## DO THIS
Copy every line that contains the string "профессионального" from the entries below.

[start TASK DATA]

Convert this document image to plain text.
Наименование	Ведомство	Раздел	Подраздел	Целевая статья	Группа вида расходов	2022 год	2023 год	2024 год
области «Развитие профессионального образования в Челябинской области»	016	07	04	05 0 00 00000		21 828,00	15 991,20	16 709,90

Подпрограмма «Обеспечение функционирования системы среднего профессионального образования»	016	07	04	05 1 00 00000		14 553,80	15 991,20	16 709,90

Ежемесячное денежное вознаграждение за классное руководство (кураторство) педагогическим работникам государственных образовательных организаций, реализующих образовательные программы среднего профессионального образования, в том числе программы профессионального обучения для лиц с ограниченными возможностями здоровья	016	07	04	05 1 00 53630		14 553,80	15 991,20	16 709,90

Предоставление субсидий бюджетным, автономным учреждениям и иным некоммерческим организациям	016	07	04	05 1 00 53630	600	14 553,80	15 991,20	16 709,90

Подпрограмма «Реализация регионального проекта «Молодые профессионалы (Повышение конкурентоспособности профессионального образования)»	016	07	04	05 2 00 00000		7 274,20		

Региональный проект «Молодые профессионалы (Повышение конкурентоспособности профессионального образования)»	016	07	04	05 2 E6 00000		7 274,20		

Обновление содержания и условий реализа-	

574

[end TASK DATA]
[start TASK DATA]

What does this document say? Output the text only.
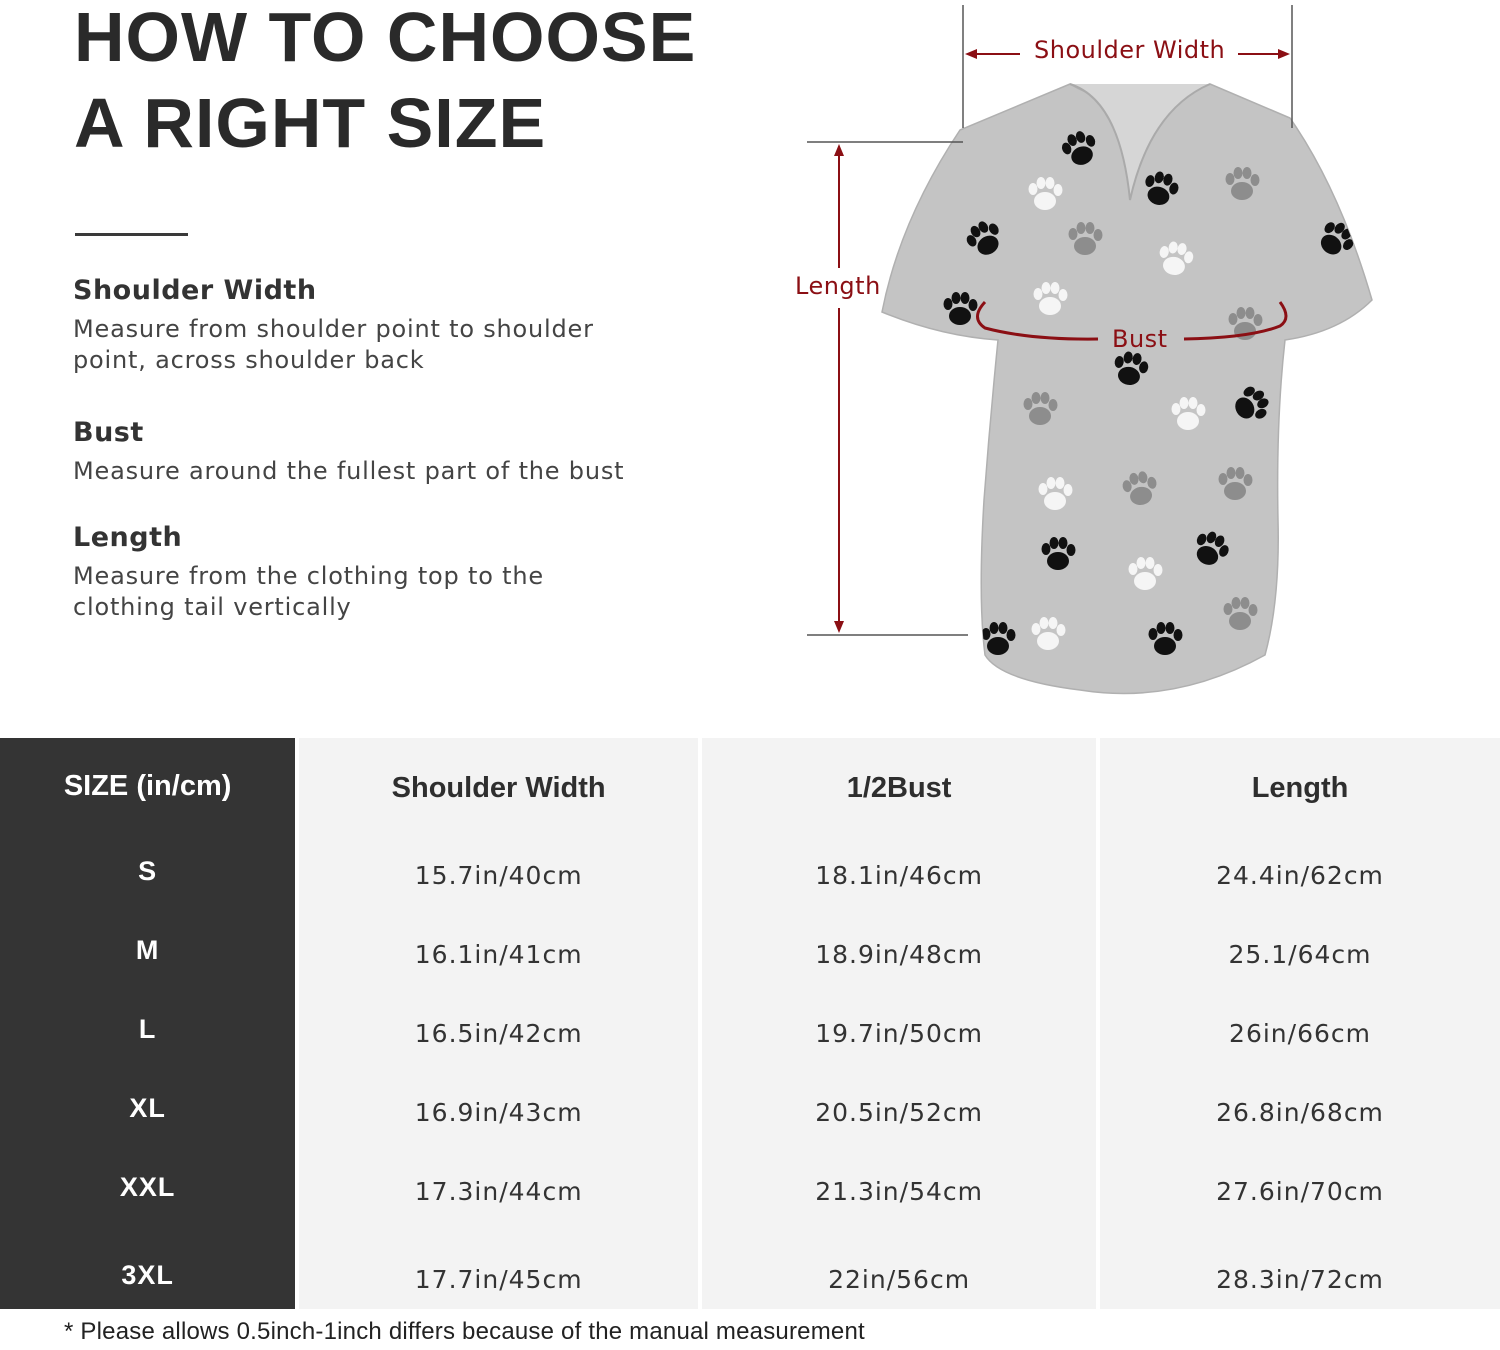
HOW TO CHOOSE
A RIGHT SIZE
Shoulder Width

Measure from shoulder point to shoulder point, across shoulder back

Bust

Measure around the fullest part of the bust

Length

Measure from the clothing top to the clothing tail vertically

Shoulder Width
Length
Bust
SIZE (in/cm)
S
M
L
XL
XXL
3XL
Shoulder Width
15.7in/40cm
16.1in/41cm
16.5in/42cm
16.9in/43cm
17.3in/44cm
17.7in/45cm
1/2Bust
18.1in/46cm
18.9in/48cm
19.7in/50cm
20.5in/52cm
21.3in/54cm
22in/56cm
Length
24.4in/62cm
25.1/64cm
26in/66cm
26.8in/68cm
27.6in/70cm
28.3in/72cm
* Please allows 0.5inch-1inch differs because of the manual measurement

[end TASK DATA]
[start TASK DATA]

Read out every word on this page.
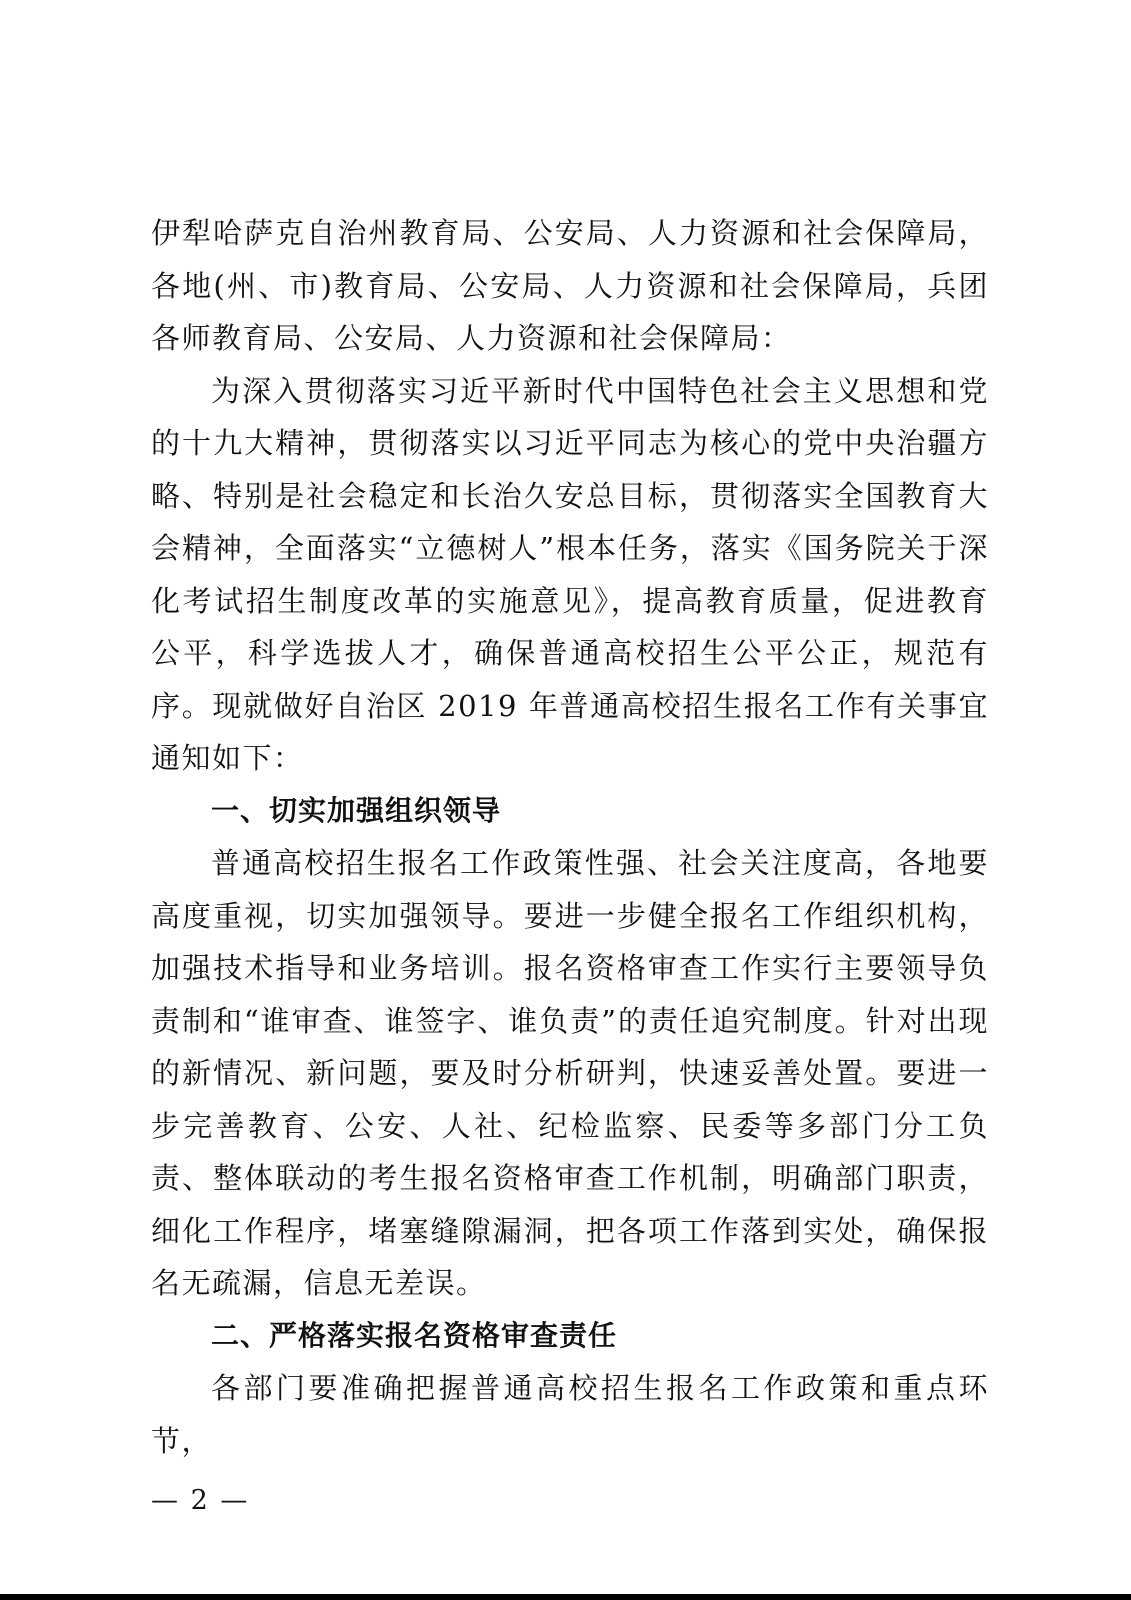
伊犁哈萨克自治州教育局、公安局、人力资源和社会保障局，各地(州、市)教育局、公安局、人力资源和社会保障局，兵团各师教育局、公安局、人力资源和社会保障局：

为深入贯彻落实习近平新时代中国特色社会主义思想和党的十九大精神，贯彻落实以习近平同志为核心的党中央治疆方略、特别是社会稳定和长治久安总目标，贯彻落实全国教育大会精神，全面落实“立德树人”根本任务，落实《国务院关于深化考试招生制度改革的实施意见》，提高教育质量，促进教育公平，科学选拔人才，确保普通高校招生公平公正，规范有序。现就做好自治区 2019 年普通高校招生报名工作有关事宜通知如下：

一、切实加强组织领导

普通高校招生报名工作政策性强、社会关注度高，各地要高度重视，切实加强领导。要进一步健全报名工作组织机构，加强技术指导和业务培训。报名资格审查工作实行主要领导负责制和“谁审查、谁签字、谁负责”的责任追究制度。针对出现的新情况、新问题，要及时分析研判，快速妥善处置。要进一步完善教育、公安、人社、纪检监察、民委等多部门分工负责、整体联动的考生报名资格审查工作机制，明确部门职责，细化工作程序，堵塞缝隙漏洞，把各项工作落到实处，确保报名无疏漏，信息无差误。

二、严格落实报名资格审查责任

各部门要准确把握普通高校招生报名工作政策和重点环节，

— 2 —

[end TASK DATA]

## CORRECT RESULT
области «Развитие профессионального образования в Челябинской области»	016	07	04	05 0 00 00000		21 828,00	15 991,20	16 709,90
Подпрограмма «Обеспечение функционирования системы среднего профессионального образования»	016	07	04	05 1 00 00000		14 553,80	15 991,20	16 709,90
Ежемесячное денежное вознаграждение за классное руководство (кураторство) педагогическим работникам государственных образовательных организаций, реализующих образовательные программы среднего профессионального образования, в том числе программы профессионального обучения для лиц с ограниченными возможностями здоровья	016	07	04	05 1 00 53630		14 553,80	15 991,20	16 709,90
Подпрограмма «Реализация регионального проекта «Молодые профессионалы (Повышение конкурентоспособности профессионального образования)»	016	07	04	05 2 00 00000		7 274,20		
Региональный проект «Молодые профессионалы (Повышение конкурентоспособности профессионального образования)»	016	07	04	05 2 E6 00000		7 274,20		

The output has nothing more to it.